Brief
Copy the material below word for word, from its first line through the line containing "data-point [540, 418, 542, 420]".

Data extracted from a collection
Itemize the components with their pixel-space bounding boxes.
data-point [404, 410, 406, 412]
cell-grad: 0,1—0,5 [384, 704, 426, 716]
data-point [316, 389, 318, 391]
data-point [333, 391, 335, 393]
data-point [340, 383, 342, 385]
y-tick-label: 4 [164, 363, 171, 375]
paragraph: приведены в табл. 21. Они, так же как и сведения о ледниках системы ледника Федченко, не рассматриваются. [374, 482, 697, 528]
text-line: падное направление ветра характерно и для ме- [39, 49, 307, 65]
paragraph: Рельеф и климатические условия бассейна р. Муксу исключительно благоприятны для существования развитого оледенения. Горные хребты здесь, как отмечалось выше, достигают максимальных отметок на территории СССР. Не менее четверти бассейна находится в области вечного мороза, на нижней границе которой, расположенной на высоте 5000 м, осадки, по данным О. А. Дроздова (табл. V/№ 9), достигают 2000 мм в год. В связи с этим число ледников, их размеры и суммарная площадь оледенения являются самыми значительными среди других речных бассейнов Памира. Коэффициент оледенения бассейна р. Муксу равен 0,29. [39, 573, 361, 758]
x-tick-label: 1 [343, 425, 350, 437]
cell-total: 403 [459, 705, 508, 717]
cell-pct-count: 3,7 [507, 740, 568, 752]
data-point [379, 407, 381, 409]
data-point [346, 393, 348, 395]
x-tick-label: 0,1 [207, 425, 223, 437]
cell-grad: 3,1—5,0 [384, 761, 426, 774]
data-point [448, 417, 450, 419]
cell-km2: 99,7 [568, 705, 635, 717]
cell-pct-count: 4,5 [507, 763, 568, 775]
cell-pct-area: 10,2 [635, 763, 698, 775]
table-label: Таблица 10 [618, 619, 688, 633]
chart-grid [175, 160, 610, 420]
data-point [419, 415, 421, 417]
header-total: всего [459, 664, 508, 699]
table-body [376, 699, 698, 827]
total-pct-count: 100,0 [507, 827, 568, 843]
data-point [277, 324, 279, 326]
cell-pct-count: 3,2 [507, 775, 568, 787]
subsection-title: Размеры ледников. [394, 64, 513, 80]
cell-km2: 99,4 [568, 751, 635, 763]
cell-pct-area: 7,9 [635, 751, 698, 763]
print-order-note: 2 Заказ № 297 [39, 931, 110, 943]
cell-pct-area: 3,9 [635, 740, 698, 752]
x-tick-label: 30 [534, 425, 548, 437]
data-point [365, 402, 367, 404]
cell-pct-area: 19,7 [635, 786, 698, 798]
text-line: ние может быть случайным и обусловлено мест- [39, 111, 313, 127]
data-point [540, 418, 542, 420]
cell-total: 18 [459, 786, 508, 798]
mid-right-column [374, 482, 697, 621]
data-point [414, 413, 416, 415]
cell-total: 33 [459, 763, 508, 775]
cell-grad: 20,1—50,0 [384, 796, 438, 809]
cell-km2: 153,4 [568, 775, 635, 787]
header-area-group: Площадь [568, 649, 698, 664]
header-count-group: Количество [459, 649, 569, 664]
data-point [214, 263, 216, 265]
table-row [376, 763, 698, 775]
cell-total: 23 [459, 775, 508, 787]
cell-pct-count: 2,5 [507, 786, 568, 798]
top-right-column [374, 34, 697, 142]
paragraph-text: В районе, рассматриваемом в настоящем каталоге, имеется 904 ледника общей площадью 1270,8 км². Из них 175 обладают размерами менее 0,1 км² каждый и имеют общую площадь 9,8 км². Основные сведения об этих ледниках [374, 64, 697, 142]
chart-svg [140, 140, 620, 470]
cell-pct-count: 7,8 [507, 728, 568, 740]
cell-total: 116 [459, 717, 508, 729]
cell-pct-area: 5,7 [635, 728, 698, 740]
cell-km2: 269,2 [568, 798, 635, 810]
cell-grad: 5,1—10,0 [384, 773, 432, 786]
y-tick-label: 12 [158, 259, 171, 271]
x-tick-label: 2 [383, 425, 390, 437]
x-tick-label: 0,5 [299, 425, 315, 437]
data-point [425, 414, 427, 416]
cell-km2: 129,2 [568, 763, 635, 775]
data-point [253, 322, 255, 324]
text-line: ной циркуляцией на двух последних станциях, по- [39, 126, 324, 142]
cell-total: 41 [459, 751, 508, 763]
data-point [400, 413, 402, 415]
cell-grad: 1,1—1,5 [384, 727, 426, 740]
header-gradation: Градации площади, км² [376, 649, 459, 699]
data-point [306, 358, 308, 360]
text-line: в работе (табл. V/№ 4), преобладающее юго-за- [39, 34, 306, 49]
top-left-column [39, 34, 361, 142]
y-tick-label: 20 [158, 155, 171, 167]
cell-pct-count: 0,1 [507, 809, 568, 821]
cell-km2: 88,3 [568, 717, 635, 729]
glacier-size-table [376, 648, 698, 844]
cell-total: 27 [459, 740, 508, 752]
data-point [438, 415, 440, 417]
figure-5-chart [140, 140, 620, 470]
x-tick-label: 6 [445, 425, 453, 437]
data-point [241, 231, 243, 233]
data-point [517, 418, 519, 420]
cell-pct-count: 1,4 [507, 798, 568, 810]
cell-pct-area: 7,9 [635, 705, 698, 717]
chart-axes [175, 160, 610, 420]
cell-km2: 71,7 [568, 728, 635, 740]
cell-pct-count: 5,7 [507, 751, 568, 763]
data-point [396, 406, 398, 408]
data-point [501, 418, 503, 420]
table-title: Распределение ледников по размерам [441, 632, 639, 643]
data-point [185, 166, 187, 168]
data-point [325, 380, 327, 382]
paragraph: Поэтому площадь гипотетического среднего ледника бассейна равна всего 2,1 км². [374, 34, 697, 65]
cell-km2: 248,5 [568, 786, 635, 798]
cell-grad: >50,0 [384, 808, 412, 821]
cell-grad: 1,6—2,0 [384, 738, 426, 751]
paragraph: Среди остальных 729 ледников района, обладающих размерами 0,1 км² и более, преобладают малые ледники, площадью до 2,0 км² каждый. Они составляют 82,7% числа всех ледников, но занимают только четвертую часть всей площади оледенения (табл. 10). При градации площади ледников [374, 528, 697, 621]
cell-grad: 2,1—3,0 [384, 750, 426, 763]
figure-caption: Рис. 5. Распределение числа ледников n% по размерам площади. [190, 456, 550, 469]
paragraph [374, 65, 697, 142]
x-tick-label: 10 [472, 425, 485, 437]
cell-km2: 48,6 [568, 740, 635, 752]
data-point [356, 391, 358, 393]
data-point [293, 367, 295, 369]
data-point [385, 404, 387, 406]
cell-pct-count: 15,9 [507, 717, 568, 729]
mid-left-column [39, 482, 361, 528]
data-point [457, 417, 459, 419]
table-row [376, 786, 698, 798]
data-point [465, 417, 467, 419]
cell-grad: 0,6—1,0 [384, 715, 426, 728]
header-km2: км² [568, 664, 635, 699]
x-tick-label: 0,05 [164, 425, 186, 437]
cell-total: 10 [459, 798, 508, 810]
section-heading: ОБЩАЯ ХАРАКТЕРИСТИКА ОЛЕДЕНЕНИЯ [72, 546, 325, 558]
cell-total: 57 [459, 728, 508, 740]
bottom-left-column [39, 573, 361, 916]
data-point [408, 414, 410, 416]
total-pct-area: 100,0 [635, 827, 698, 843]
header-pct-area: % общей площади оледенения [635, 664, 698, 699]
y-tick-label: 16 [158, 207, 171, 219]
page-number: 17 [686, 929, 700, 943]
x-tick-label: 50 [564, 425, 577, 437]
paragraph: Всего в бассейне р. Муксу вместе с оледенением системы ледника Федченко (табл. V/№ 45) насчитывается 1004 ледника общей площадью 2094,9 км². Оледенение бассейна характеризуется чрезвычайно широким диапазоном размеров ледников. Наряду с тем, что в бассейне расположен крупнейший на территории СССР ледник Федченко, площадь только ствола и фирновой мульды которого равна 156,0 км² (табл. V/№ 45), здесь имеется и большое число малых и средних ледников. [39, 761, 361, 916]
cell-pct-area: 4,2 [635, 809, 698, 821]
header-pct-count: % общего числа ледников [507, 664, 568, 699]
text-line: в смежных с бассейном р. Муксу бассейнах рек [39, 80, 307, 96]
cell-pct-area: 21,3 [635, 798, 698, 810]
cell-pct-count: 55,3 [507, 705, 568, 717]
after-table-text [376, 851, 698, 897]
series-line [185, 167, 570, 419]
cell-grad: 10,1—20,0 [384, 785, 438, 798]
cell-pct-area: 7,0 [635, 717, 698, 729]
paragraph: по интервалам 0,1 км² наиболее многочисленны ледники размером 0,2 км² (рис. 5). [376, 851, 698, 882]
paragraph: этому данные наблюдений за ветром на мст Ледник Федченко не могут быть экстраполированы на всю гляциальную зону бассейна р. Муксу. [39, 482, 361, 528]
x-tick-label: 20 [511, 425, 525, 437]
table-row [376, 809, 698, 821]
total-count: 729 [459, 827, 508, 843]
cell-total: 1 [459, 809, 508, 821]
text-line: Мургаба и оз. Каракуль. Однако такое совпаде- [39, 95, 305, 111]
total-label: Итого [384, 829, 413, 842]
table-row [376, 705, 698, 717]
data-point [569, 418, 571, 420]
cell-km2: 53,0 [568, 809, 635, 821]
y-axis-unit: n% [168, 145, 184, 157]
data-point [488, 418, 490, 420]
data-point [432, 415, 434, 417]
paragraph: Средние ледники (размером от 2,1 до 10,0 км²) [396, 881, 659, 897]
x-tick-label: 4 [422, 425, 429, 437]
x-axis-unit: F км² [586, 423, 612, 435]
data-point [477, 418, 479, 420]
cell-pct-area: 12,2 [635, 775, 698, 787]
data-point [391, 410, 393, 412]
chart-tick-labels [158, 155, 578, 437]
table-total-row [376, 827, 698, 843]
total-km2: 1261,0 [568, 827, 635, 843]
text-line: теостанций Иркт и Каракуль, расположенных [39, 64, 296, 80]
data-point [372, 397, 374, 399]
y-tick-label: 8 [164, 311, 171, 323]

Full answer
Itemize the components with their pixel-space bounding boxes.
data-point [404, 410, 406, 412]
cell-grad: 0,1—0,5 [384, 704, 426, 716]
data-point [316, 389, 318, 391]
data-point [333, 391, 335, 393]
data-point [340, 383, 342, 385]
y-tick-label: 4 [164, 363, 171, 375]
paragraph: приведены в табл. 21. Они, так же как и сведения о ледниках системы ледника Федченко, не рассматриваются. [374, 482, 697, 528]
text-line: падное направление ветра характерно и для ме- [39, 49, 307, 65]
paragraph: Рельеф и климатические условия бассейна р. Муксу исключительно благоприятны для существования развитого оледенения. Горные хребты здесь, как отмечалось выше, достигают максимальных отметок на территории СССР. Не менее четверти бассейна находится в области вечного мороза, на нижней границе которой, расположенной на высоте 5000 м, осадки, по данным О. А. Дроздова (табл. V/№ 9), достигают 2000 мм в год. В связи с этим число ледников, их размеры и суммарная площадь оледенения являются самыми значительными среди других речных бассейнов Памира. Коэффициент оледенения бассейна р. Муксу равен 0,29. [39, 573, 361, 758]
x-tick-label: 1 [343, 425, 350, 437]
cell-total: 403 [459, 705, 508, 717]
cell-pct-count: 3,7 [507, 740, 568, 752]
data-point [379, 407, 381, 409]
data-point [346, 393, 348, 395]
x-tick-label: 0,1 [207, 425, 223, 437]
cell-grad: 3,1—5,0 [384, 761, 426, 774]
data-point [448, 417, 450, 419]
cell-km2: 99,7 [568, 705, 635, 717]
cell-pct-count: 4,5 [507, 763, 568, 775]
cell-pct-area: 10,2 [635, 763, 698, 775]
table-label: Таблица 10 [618, 619, 688, 633]
chart-grid [175, 160, 610, 420]
data-point [419, 415, 421, 417]
header-total: всего [459, 664, 508, 699]
table-body [376, 699, 698, 827]
total-pct-count: 100,0 [507, 827, 568, 843]
data-point [277, 324, 279, 326]
cell-pct-count: 3,2 [507, 775, 568, 787]
subsection-title: Размеры ледников. [394, 64, 513, 80]
cell-km2: 99,4 [568, 751, 635, 763]
cell-pct-area: 7,9 [635, 751, 698, 763]
print-order-note: 2 Заказ № 297 [39, 931, 110, 943]
cell-pct-area: 3,9 [635, 740, 698, 752]
x-tick-label: 30 [534, 425, 548, 437]
data-point [365, 402, 367, 404]
cell-pct-area: 19,7 [635, 786, 698, 798]
text-line: ние может быть случайным и обусловлено мест- [39, 111, 313, 127]
data-point [540, 418, 542, 420]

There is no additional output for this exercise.